Chart and figure data:
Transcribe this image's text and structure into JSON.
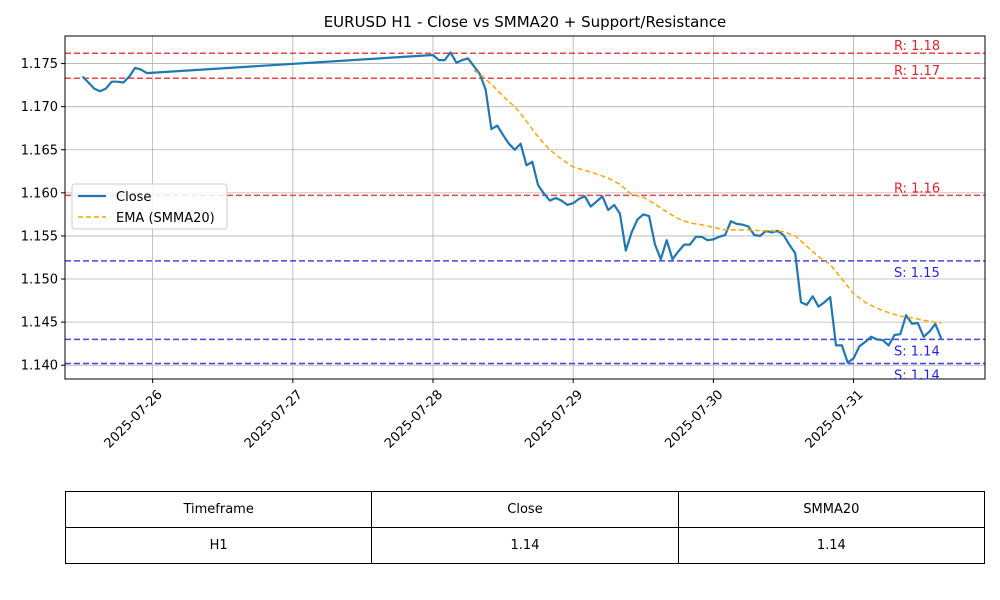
{
  "chart_data": {
    "type": "line",
    "title": "EURUSD H1 - Close vs SMMA20 + Support/Resistance",
    "xlabel": "",
    "ylabel": "",
    "ylim": [
      1.1384,
      1.1782
    ],
    "xlim": [
      "2025-07-25 09:00",
      "2025-07-31 22:30"
    ],
    "grid": true,
    "legend_position": "center-left",
    "x_ticks": [
      "2025-07-26",
      "2025-07-27",
      "2025-07-28",
      "2025-07-29",
      "2025-07-30",
      "2025-07-31"
    ],
    "y_ticks": [
      "1.140",
      "1.145",
      "1.150",
      "1.155",
      "1.160",
      "1.165",
      "1.170",
      "1.175"
    ],
    "series": [
      {
        "name": "Close",
        "color": "#1f77b4",
        "style": "solid",
        "points": [
          [
            "2025-07-25 12:00",
            1.1735
          ],
          [
            "2025-07-25 13:00",
            1.1728
          ],
          [
            "2025-07-25 14:00",
            1.1721
          ],
          [
            "2025-07-25 15:00",
            1.1718
          ],
          [
            "2025-07-25 16:00",
            1.1721
          ],
          [
            "2025-07-25 17:00",
            1.1729
          ],
          [
            "2025-07-25 18:00",
            1.1729
          ],
          [
            "2025-07-25 19:00",
            1.1728
          ],
          [
            "2025-07-25 20:00",
            1.1735
          ],
          [
            "2025-07-25 21:00",
            1.1745
          ],
          [
            "2025-07-25 22:00",
            1.1743
          ],
          [
            "2025-07-25 23:00",
            1.1739
          ],
          [
            "2025-07-28 00:00",
            1.176
          ],
          [
            "2025-07-28 01:00",
            1.1754
          ],
          [
            "2025-07-28 02:00",
            1.1754
          ],
          [
            "2025-07-28 03:00",
            1.1763
          ],
          [
            "2025-07-28 04:00",
            1.1751
          ],
          [
            "2025-07-28 05:00",
            1.1754
          ],
          [
            "2025-07-28 06:00",
            1.1756
          ],
          [
            "2025-07-28 07:00",
            1.1747
          ],
          [
            "2025-07-28 08:00",
            1.1738
          ],
          [
            "2025-07-28 09:00",
            1.172
          ],
          [
            "2025-07-28 10:00",
            1.1674
          ],
          [
            "2025-07-28 11:00",
            1.1678
          ],
          [
            "2025-07-28 12:00",
            1.1667
          ],
          [
            "2025-07-28 13:00",
            1.1657
          ],
          [
            "2025-07-28 14:00",
            1.165
          ],
          [
            "2025-07-28 15:00",
            1.1657
          ],
          [
            "2025-07-28 16:00",
            1.1632
          ],
          [
            "2025-07-28 17:00",
            1.1636
          ],
          [
            "2025-07-28 18:00",
            1.1609
          ],
          [
            "2025-07-28 19:00",
            1.1599
          ],
          [
            "2025-07-28 20:00",
            1.1591
          ],
          [
            "2025-07-28 21:00",
            1.1594
          ],
          [
            "2025-07-28 22:00",
            1.1591
          ],
          [
            "2025-07-28 23:00",
            1.1586
          ],
          [
            "2025-07-29 00:00",
            1.1588
          ],
          [
            "2025-07-29 01:00",
            1.1593
          ],
          [
            "2025-07-29 02:00",
            1.1596
          ],
          [
            "2025-07-29 03:00",
            1.1584
          ],
          [
            "2025-07-29 04:00",
            1.159
          ],
          [
            "2025-07-29 05:00",
            1.1596
          ],
          [
            "2025-07-29 06:00",
            1.158
          ],
          [
            "2025-07-29 07:00",
            1.1586
          ],
          [
            "2025-07-29 08:00",
            1.1576
          ],
          [
            "2025-07-29 09:00",
            1.1533
          ],
          [
            "2025-07-29 10:00",
            1.1554
          ],
          [
            "2025-07-29 11:00",
            1.1569
          ],
          [
            "2025-07-29 12:00",
            1.1575
          ],
          [
            "2025-07-29 13:00",
            1.1573
          ],
          [
            "2025-07-29 14:00",
            1.154
          ],
          [
            "2025-07-29 15:00",
            1.1523
          ],
          [
            "2025-07-29 16:00",
            1.1545
          ],
          [
            "2025-07-29 17:00",
            1.1523
          ],
          [
            "2025-07-29 18:00",
            1.1532
          ],
          [
            "2025-07-29 19:00",
            1.154
          ],
          [
            "2025-07-29 20:00",
            1.154
          ],
          [
            "2025-07-29 21:00",
            1.1549
          ],
          [
            "2025-07-29 22:00",
            1.1549
          ],
          [
            "2025-07-29 23:00",
            1.1545
          ],
          [
            "2025-07-30 00:00",
            1.1546
          ],
          [
            "2025-07-30 01:00",
            1.1549
          ],
          [
            "2025-07-30 02:00",
            1.1551
          ],
          [
            "2025-07-30 03:00",
            1.1567
          ],
          [
            "2025-07-30 04:00",
            1.1564
          ],
          [
            "2025-07-30 05:00",
            1.1563
          ],
          [
            "2025-07-30 06:00",
            1.1561
          ],
          [
            "2025-07-30 07:00",
            1.1551
          ],
          [
            "2025-07-30 08:00",
            1.155
          ],
          [
            "2025-07-30 09:00",
            1.1556
          ],
          [
            "2025-07-30 10:00",
            1.1554
          ],
          [
            "2025-07-30 11:00",
            1.1556
          ],
          [
            "2025-07-30 12:00",
            1.1551
          ],
          [
            "2025-07-30 13:00",
            1.154
          ],
          [
            "2025-07-30 14:00",
            1.153
          ],
          [
            "2025-07-30 15:00",
            1.1473
          ],
          [
            "2025-07-30 16:00",
            1.147
          ],
          [
            "2025-07-30 17:00",
            1.148
          ],
          [
            "2025-07-30 18:00",
            1.1468
          ],
          [
            "2025-07-30 19:00",
            1.1473
          ],
          [
            "2025-07-30 20:00",
            1.1479
          ],
          [
            "2025-07-30 21:00",
            1.1423
          ],
          [
            "2025-07-30 22:00",
            1.1423
          ],
          [
            "2025-07-30 23:00",
            1.1403
          ],
          [
            "2025-07-31 00:00",
            1.1408
          ],
          [
            "2025-07-31 01:00",
            1.1422
          ],
          [
            "2025-07-31 02:00",
            1.1427
          ],
          [
            "2025-07-31 03:00",
            1.1433
          ],
          [
            "2025-07-31 04:00",
            1.143
          ],
          [
            "2025-07-31 05:00",
            1.1429
          ],
          [
            "2025-07-31 06:00",
            1.1423
          ],
          [
            "2025-07-31 07:00",
            1.1435
          ],
          [
            "2025-07-31 08:00",
            1.1436
          ],
          [
            "2025-07-31 09:00",
            1.1458
          ],
          [
            "2025-07-31 10:00",
            1.1448
          ],
          [
            "2025-07-31 11:00",
            1.1449
          ],
          [
            "2025-07-31 12:00",
            1.1433
          ],
          [
            "2025-07-31 13:00",
            1.1439
          ],
          [
            "2025-07-31 14:00",
            1.1448
          ],
          [
            "2025-07-31 15:00",
            1.1431
          ]
        ]
      },
      {
        "name": "EMA (SMMA20)",
        "color": "#ffa500",
        "style": "dashed",
        "points": [
          [
            "2025-07-28 07:00",
            1.1742
          ],
          [
            "2025-07-28 08:00",
            1.1738
          ],
          [
            "2025-07-28 09:00",
            1.1732
          ],
          [
            "2025-07-28 10:00",
            1.1726
          ],
          [
            "2025-07-28 11:00",
            1.1719
          ],
          [
            "2025-07-28 12:00",
            1.1712
          ],
          [
            "2025-07-28 13:00",
            1.1706
          ],
          [
            "2025-07-28 14:00",
            1.17
          ],
          [
            "2025-07-28 15:00",
            1.1692
          ],
          [
            "2025-07-28 16:00",
            1.1683
          ],
          [
            "2025-07-28 17:00",
            1.1674
          ],
          [
            "2025-07-28 18:00",
            1.1665
          ],
          [
            "2025-07-28 20:00",
            1.165
          ],
          [
            "2025-07-28 22:00",
            1.1639
          ],
          [
            "2025-07-29 00:00",
            1.163
          ],
          [
            "2025-07-29 02:00",
            1.1626
          ],
          [
            "2025-07-29 04:00",
            1.1622
          ],
          [
            "2025-07-29 06:00",
            1.1617
          ],
          [
            "2025-07-29 08:00",
            1.161
          ],
          [
            "2025-07-29 10:00",
            1.1598
          ],
          [
            "2025-07-29 12:00",
            1.1595
          ],
          [
            "2025-07-29 14:00",
            1.1587
          ],
          [
            "2025-07-29 16:00",
            1.1578
          ],
          [
            "2025-07-29 18:00",
            1.157
          ],
          [
            "2025-07-29 20:00",
            1.1565
          ],
          [
            "2025-07-29 22:00",
            1.1563
          ],
          [
            "2025-07-30 00:00",
            1.156
          ],
          [
            "2025-07-30 02:00",
            1.1557
          ],
          [
            "2025-07-30 04:00",
            1.1557
          ],
          [
            "2025-07-30 06:00",
            1.1557
          ],
          [
            "2025-07-30 08:00",
            1.1556
          ],
          [
            "2025-07-30 10:00",
            1.1556
          ],
          [
            "2025-07-30 12:00",
            1.1555
          ],
          [
            "2025-07-30 14:00",
            1.155
          ],
          [
            "2025-07-30 16:00",
            1.1538
          ],
          [
            "2025-07-30 18:00",
            1.1526
          ],
          [
            "2025-07-30 20:00",
            1.1517
          ],
          [
            "2025-07-30 22:00",
            1.15
          ],
          [
            "2025-07-31 00:00",
            1.1483
          ],
          [
            "2025-07-31 02:00",
            1.1473
          ],
          [
            "2025-07-31 04:00",
            1.1466
          ],
          [
            "2025-07-31 06:00",
            1.1461
          ],
          [
            "2025-07-31 08:00",
            1.1457
          ],
          [
            "2025-07-31 10:00",
            1.1455
          ],
          [
            "2025-07-31 12:00",
            1.1452
          ],
          [
            "2025-07-31 14:00",
            1.145
          ],
          [
            "2025-07-31 15:00",
            1.1449
          ]
        ]
      }
    ],
    "levels": [
      {
        "kind": "resistance",
        "value": 1.1762,
        "label": "R: 1.18",
        "color": "#e8242a"
      },
      {
        "kind": "resistance",
        "value": 1.1733,
        "label": "R: 1.17",
        "color": "#e8242a"
      },
      {
        "kind": "resistance",
        "value": 1.1597,
        "label": "R: 1.16",
        "color": "#e8242a"
      },
      {
        "kind": "support",
        "value": 1.1521,
        "label": "S: 1.15",
        "color": "#2424e8"
      },
      {
        "kind": "support",
        "value": 1.143,
        "label": "S: 1.14",
        "color": "#2424e8"
      },
      {
        "kind": "support",
        "value": 1.1402,
        "label": "S: 1.14",
        "color": "#2424e8"
      }
    ]
  },
  "table": {
    "headers": [
      "Timeframe",
      "Close",
      "SMMA20"
    ],
    "rows": [
      [
        "H1",
        "1.14",
        "1.14"
      ]
    ]
  }
}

Written exercise:
Isolate the lines above that contain the word "value" and copy them.

Finished exercise:
        "value": 1.1762,
        "value": 1.1733,
        "value": 1.1597,
        "value": 1.1521,
        "value": 1.143,
        "value": 1.1402,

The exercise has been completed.